### PASSAGE GIVEN
>>>>>
The lobby of the Rhodes Junior High School auditorium was a teen fashionista’s dream — but the clothing hanging on the bulging racks wasn’t Armani or Gucci.

Instead, the colorful fabric was part of a collection that represented countries from all over the world: a baby blue satin Korean dress, the silver and red silk of an Indian sari and the bright white of a head scarf from the African country of Eritrea.

On the auditorium’s stage, a girl practiced an Egyptian dance move.

“See her kaftan dress, note the silver and gold embroidery on the neck and sleeves,” announced a voice over the auditorium’s sound system, as the girl turned and walked off stage. “Masalaama, see you later!”

Members of the school’s Social Studies Club stayed after school Monday afternoon to practice for their annual multicultural fashion show, which will be held on Thursday.
<<<<<
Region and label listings
>>>>>
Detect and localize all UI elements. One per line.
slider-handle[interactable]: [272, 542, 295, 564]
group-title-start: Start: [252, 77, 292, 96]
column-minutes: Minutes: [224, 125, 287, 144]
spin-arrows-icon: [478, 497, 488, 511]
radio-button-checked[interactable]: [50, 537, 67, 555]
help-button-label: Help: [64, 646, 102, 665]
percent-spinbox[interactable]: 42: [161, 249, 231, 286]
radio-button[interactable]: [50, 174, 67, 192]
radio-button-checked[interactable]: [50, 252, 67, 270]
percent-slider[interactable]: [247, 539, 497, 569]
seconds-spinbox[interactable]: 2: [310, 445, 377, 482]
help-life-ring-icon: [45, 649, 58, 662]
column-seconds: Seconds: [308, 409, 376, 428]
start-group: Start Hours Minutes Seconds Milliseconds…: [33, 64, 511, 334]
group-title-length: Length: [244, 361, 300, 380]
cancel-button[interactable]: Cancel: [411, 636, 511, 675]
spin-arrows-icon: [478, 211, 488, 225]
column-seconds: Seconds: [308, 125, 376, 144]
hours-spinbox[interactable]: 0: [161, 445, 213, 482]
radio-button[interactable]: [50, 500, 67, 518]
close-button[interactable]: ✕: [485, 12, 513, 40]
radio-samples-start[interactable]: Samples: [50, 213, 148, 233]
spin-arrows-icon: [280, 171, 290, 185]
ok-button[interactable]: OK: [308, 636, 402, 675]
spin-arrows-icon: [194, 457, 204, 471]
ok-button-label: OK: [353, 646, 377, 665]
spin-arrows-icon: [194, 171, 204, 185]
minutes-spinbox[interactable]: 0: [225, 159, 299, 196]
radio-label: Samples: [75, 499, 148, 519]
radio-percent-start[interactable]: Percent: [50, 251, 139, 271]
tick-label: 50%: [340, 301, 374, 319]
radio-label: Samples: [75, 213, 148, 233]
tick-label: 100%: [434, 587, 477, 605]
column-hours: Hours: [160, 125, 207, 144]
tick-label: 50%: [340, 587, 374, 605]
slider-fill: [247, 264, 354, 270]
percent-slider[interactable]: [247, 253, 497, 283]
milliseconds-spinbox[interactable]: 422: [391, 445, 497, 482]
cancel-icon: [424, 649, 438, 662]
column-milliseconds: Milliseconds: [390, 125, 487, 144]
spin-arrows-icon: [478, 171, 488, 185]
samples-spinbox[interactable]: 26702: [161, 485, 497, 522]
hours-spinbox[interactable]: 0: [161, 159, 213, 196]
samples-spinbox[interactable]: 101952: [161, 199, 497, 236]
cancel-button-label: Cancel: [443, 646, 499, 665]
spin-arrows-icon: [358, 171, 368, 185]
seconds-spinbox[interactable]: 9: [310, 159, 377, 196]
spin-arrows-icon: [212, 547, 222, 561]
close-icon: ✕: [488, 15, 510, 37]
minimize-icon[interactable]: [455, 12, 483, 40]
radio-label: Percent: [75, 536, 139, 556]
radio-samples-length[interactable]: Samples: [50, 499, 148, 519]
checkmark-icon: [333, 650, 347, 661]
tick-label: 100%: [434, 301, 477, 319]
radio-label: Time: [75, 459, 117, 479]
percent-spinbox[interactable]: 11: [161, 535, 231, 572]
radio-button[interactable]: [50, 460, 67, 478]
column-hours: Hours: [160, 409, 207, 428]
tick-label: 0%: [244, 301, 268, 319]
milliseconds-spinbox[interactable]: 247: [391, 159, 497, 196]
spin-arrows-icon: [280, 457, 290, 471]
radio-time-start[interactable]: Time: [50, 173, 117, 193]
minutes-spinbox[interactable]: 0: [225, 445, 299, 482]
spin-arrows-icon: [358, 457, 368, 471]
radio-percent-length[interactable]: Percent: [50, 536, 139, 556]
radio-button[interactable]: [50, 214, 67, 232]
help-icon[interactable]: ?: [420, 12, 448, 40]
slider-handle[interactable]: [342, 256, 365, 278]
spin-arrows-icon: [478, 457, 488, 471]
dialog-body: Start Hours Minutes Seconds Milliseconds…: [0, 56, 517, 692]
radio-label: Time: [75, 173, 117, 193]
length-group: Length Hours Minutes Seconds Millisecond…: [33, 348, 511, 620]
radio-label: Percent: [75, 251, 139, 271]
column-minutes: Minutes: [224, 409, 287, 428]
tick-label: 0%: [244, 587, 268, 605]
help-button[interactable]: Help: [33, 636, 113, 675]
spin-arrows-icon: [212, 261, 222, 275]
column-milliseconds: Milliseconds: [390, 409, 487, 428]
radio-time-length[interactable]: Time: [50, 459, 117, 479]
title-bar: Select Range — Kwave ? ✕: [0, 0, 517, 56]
<<<<<
### YOUR OBJECTIVE
Resume the passage about the multicultural fashion show after the sentence ending "which will be held on Thursday."

### WRITTEN REPLY
“It’s not a catwalk glamour show, rather a tour of our planet’s cultural diversity via ethnic dress and traditions,” said world geography teacher Jeannine Kuropatkin.

She owns an extensive collection of ethnic clothing that many of the students wear, though some choose to bring their own clothing to represent their ethnic backgrounds.

Besides being fun, the program helps students learn about world geography.

Eighth-grader Katrina Warsaw, 14, said she was going home to research her country — the Philippines — in order to find an authentic way to style her hair for Thursday’s performance.

“I like this,” said Lindsay Dietz, 14, as she looked down at the green sari blouse.

“It’s a shorter shirt than what I’m used to,” she added, looking a little shy.

“We even get to wear the thing on the forehead, the bindi!” said her friend, Kendy Dederer, 13.

Club members voted to donate half of the event’s proceeds to the “Ambuya Project,” part of the Tucson-based Zambian Children’s Fund.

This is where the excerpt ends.